* EXERCISE DESCRIPTION *
Type the records out again in full, exactly.

* EXCERPTED RECORDS *
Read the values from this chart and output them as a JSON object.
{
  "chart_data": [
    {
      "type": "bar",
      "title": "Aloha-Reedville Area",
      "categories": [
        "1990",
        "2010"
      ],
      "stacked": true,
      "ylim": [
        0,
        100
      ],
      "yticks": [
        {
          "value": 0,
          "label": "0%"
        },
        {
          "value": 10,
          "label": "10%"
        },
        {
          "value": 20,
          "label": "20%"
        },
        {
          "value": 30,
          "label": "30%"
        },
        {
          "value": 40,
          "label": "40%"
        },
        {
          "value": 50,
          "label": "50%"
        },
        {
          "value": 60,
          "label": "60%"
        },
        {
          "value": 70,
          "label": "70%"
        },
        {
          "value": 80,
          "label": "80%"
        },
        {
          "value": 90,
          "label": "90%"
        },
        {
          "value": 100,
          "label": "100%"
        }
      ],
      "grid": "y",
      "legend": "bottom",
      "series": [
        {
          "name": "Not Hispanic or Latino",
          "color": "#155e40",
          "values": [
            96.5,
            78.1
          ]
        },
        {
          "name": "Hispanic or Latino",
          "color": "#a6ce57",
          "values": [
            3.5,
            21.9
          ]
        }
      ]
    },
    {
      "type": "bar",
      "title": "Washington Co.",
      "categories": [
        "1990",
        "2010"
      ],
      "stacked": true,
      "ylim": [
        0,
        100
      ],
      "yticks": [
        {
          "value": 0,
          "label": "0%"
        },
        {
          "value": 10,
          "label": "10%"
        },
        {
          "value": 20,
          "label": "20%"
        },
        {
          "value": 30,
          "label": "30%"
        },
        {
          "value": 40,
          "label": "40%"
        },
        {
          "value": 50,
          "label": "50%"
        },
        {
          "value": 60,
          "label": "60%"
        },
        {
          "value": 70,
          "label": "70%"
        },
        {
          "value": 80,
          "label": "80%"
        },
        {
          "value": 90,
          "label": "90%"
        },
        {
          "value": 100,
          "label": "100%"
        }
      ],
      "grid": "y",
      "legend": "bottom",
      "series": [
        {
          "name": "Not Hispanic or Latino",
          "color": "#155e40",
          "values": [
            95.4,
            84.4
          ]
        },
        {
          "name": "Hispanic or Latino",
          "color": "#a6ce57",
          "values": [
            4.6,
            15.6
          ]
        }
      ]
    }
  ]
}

* SOLUTION TO THE PROBLEM *
Read the values from this chart and output them as a JSON object.
{
  "chart_data": [
    {
      "type": "bar",
      "title": "Aloha-Reedville Area",
      "categories": [
        "1990",
        "2010"
      ],
      "stacked": true,
      "ylim": [
        0,
        100
      ],
      "yticks": [
        {
          "value": 0,
          "label": "0%"
        },
        {
          "value": 10,
          "label": "10%"
        },
        {
          "value": 20,
          "label": "20%"
        },
        {
          "value": 30,
          "label": "30%"
        },
        {
          "value": 40,
          "label": "40%"
        },
        {
          "value": 50,
          "label": "50%"
        },
        {
          "value": 60,
          "label": "60%"
        },
        {
          "value": 70,
          "label": "70%"
        },
        {
          "value": 80,
          "label": "80%"
        },
        {
          "value": 90,
          "label": "90%"
        },
        {
          "value": 100,
          "label": "100%"
        }
      ],
      "grid": "y",
      "legend": "bottom",
      "series": [
        {
          "name": "Not Hispanic or Latino",
          "color": "#155e40",
          "values": [
            96.5,
            78.1
          ]
        },
        {
          "name": "Hispanic or Latino",
          "color": "#a6ce57",
          "values": [
            3.5,
            21.9
          ]
        }
      ]
    },
    {
      "type": "bar",
      "title": "Washington Co.",
      "categories": [
        "1990",
        "2010"
      ],
      "stacked": true,
      "ylim": [
        0,
        100
      ],
      "yticks": [
        {
          "value": 0,
          "label": "0%"
        },
        {
          "value": 10,
          "label": "10%"
        },
        {
          "value": 20,
          "label": "20%"
        },
        {
          "value": 30,
          "label": "30%"
        },
        {
          "value": 40,
          "label": "40%"
        },
        {
          "value": 50,
          "label": "50%"
        },
        {
          "value": 60,
          "label": "60%"
        },
        {
          "value": 70,
          "label": "70%"
        },
        {
          "value": 80,
          "label": "80%"
        },
        {
          "value": 90,
          "label": "90%"
        },
        {
          "value": 100,
          "label": "100%"
        }
      ],
      "grid": "y",
      "legend": "bottom",
      "series": [
        {
          "name": "Not Hispanic or Latino",
          "color": "#155e40",
          "values": [
            95.4,
            84.4
          ]
        },
        {
          "name": "Hispanic or Latino",
          "color": "#a6ce57",
          "values": [
            4.6,
            15.6
          ]
        }
      ]
    }
  ]
}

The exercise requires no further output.